[GIVEN TASK] Write the material out again in full, exactly.

(Figure content listings)

'''

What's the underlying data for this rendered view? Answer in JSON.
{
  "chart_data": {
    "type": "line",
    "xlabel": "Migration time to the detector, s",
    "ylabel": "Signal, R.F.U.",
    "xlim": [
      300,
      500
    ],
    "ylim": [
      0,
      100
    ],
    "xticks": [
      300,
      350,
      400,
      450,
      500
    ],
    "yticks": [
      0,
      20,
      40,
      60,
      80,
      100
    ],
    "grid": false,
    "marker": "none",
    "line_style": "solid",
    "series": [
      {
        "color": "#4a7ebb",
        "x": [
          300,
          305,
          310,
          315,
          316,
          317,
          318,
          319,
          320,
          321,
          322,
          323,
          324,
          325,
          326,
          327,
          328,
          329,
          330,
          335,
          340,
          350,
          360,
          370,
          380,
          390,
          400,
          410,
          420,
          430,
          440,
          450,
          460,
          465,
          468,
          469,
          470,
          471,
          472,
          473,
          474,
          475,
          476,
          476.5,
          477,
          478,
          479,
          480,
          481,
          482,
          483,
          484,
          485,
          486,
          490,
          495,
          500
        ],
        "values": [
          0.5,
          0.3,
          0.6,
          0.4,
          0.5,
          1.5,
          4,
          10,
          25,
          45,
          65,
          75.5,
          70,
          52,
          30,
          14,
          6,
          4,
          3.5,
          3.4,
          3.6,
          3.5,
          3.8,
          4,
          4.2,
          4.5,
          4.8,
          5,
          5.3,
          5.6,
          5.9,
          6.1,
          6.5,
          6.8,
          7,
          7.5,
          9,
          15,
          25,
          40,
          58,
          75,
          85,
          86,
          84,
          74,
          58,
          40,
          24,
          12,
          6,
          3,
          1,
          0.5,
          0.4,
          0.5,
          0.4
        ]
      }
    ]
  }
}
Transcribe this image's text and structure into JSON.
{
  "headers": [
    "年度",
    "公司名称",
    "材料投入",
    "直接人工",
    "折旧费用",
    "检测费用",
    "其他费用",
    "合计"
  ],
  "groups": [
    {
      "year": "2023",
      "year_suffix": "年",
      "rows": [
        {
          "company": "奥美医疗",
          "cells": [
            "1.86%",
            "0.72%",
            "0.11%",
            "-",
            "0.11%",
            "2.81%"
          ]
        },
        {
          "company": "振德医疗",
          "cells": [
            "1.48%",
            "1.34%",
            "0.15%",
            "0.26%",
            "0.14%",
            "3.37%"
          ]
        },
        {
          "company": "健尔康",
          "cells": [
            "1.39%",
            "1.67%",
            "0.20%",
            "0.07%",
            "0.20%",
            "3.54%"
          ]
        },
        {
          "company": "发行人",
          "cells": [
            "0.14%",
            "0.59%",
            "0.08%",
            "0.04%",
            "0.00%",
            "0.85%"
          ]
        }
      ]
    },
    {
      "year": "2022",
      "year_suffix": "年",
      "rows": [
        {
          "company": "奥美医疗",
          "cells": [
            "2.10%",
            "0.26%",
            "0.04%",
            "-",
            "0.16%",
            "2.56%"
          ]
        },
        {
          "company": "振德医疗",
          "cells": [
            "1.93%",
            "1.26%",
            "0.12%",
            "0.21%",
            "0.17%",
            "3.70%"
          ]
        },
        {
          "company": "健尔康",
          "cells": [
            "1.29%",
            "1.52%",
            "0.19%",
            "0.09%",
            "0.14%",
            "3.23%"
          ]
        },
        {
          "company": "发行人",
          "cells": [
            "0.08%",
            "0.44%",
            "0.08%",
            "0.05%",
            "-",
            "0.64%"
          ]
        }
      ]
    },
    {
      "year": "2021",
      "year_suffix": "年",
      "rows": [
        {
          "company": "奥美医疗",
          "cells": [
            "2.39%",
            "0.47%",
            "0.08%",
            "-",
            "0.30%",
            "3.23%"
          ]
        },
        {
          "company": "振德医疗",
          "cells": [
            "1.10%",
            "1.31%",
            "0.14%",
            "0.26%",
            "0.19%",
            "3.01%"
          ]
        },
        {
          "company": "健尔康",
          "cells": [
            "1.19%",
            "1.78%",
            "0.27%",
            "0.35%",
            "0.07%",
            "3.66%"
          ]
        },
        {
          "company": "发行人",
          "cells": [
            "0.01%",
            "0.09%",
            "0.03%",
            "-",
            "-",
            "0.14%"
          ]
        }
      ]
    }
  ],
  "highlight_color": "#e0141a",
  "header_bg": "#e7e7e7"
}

'''

[EXERCISE OUTPUT]
What's the underlying data for this rendered view? Answer in JSON.
{
  "chart_data": {
    "type": "line",
    "xlabel": "Migration time to the detector, s",
    "ylabel": "Signal, R.F.U.",
    "xlim": [
      300,
      500
    ],
    "ylim": [
      0,
      100
    ],
    "xticks": [
      300,
      350,
      400,
      450,
      500
    ],
    "yticks": [
      0,
      20,
      40,
      60,
      80,
      100
    ],
    "grid": false,
    "marker": "none",
    "line_style": "solid",
    "series": [
      {
        "color": "#4a7ebb",
        "x": [
          300,
          305,
          310,
          315,
          316,
          317,
          318,
          319,
          320,
          321,
          322,
          323,
          324,
          325,
          326,
          327,
          328,
          329,
          330,
          335,
          340,
          350,
          360,
          370,
          380,
          390,
          400,
          410,
          420,
          430,
          440,
          450,
          460,
          465,
          468,
          469,
          470,
          471,
          472,
          473,
          474,
          475,
          476,
          476.5,
          477,
          478,
          479,
          480,
          481,
          482,
          483,
          484,
          485,
          486,
          490,
          495,
          500
        ],
        "values": [
          0.5,
          0.3,
          0.6,
          0.4,
          0.5,
          1.5,
          4,
          10,
          25,
          45,
          65,
          75.5,
          70,
          52,
          30,
          14,
          6,
          4,
          3.5,
          3.4,
          3.6,
          3.5,
          3.8,
          4,
          4.2,
          4.5,
          4.8,
          5,
          5.3,
          5.6,
          5.9,
          6.1,
          6.5,
          6.8,
          7,
          7.5,
          9,
          15,
          25,
          40,
          58,
          75,
          85,
          86,
          84,
          74,
          58,
          40,
          24,
          12,
          6,
          3,
          1,
          0.5,
          0.4,
          0.5,
          0.4
        ]
      }
    ]
  }
}
Transcribe this image's text and structure into JSON.
{
  "headers": [
    "年度",
    "公司名称",
    "材料投入",
    "直接人工",
    "折旧费用",
    "检测费用",
    "其他费用",
    "合计"
  ],
  "groups": [
    {
      "year": "2023",
      "year_suffix": "年",
      "rows": [
        {
          "company": "奥美医疗",
          "cells": [
            "1.86%",
            "0.72%",
            "0.11%",
            "-",
            "0.11%",
            "2.81%"
          ]
        },
        {
          "company": "振德医疗",
          "cells": [
            "1.48%",
            "1.34%",
            "0.15%",
            "0.26%",
            "0.14%",
            "3.37%"
          ]
        },
        {
          "company": "健尔康",
          "cells": [
            "1.39%",
            "1.67%",
            "0.20%",
            "0.07%",
            "0.20%",
            "3.54%"
          ]
        },
        {
          "company": "发行人",
          "cells": [
            "0.14%",
            "0.59%",
            "0.08%",
            "0.04%",
            "0.00%",
            "0.85%"
          ]
        }
      ]
    },
    {
      "year": "2022",
      "year_suffix": "年",
      "rows": [
        {
          "company": "奥美医疗",
          "cells": [
            "2.10%",
            "0.26%",
            "0.04%",
            "-",
            "0.16%",
            "2.56%"
          ]
        },
        {
          "company": "振德医疗",
          "cells": [
            "1.93%",
            "1.26%",
            "0.12%",
            "0.21%",
            "0.17%",
            "3.70%"
          ]
        },
        {
          "company": "健尔康",
          "cells": [
            "1.29%",
            "1.52%",
            "0.19%",
            "0.09%",
            "0.14%",
            "3.23%"
          ]
        },
        {
          "company": "发行人",
          "cells": [
            "0.08%",
            "0.44%",
            "0.08%",
            "0.05%",
            "-",
            "0.64%"
          ]
        }
      ]
    },
    {
      "year": "2021",
      "year_suffix": "年",
      "rows": [
        {
          "company": "奥美医疗",
          "cells": [
            "2.39%",
            "0.47%",
            "0.08%",
            "-",
            "0.30%",
            "3.23%"
          ]
        },
        {
          "company": "振德医疗",
          "cells": [
            "1.10%",
            "1.31%",
            "0.14%",
            "0.26%",
            "0.19%",
            "3.01%"
          ]
        },
        {
          "company": "健尔康",
          "cells": [
            "1.19%",
            "1.78%",
            "0.27%",
            "0.35%",
            "0.07%",
            "3.66%"
          ]
        },
        {
          "company": "发行人",
          "cells": [
            "0.01%",
            "0.09%",
            "0.03%",
            "-",
            "-",
            "0.14%"
          ]
        }
      ]
    }
  ],
  "highlight_color": "#e0141a",
  "header_bg": "#e7e7e7"
}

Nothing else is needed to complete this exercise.